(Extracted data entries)
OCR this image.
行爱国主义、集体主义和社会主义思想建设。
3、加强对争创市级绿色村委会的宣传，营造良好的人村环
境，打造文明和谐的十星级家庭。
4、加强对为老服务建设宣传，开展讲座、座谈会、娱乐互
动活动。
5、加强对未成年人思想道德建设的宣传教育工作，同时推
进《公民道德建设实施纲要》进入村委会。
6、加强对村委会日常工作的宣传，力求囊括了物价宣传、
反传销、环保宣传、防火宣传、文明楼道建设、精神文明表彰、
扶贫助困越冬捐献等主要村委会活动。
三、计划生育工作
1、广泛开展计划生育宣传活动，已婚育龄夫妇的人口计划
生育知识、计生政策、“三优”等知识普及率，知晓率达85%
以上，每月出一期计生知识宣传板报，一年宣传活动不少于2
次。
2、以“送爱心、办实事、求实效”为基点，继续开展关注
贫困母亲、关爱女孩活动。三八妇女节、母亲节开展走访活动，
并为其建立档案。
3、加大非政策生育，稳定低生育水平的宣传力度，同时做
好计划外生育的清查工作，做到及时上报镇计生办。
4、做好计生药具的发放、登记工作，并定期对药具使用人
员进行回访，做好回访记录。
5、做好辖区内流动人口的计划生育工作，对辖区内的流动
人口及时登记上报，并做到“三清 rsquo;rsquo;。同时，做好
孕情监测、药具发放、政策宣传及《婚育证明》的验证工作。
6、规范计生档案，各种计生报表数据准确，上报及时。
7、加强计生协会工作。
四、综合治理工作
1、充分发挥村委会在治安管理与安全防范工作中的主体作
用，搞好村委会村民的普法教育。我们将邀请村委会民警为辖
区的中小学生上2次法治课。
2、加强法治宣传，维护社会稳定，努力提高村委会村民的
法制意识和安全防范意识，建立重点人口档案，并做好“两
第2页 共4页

### Task prompt
Extract every record and return it verbatim.

### Right answer
OCR this image.
行爱国主义、集体主义和社会主义思想建设。
3、加强对争创市级绿色村委会的宣传，营造良好的人村环
境，打造文明和谐的十星级家庭。
4、加强对为老服务建设宣传，开展讲座、座谈会、娱乐互
动活动。
5、加强对未成年人思想道德建设的宣传教育工作，同时推
进《公民道德建设实施纲要》进入村委会。
6、加强对村委会日常工作的宣传，力求囊括了物价宣传、
反传销、环保宣传、防火宣传、文明楼道建设、精神文明表彰、
扶贫助困越冬捐献等主要村委会活动。
三、计划生育工作
1、广泛开展计划生育宣传活动，已婚育龄夫妇的人口计划
生育知识、计生政策、“三优”等知识普及率，知晓率达85%
以上，每月出一期计生知识宣传板报，一年宣传活动不少于2
次。
2、以“送爱心、办实事、求实效”为基点，继续开展关注
贫困母亲、关爱女孩活动。三八妇女节、母亲节开展走访活动，
并为其建立档案。
3、加大非政策生育，稳定低生育水平的宣传力度，同时做
好计划外生育的清查工作，做到及时上报镇计生办。
4、做好计生药具的发放、登记工作，并定期对药具使用人
员进行回访，做好回访记录。
5、做好辖区内流动人口的计划生育工作，对辖区内的流动
人口及时登记上报，并做到“三清 rsquo;rsquo;。同时，做好
孕情监测、药具发放、政策宣传及《婚育证明》的验证工作。
6、规范计生档案，各种计生报表数据准确，上报及时。
7、加强计生协会工作。
四、综合治理工作
1、充分发挥村委会在治安管理与安全防范工作中的主体作
用，搞好村委会村民的普法教育。我们将邀请村委会民警为辖
区的中小学生上2次法治课。
2、加强法治宣传，维护社会稳定，努力提高村委会村民的
法制意识和安全防范意识，建立重点人口档案，并做好“两
第2页 共4页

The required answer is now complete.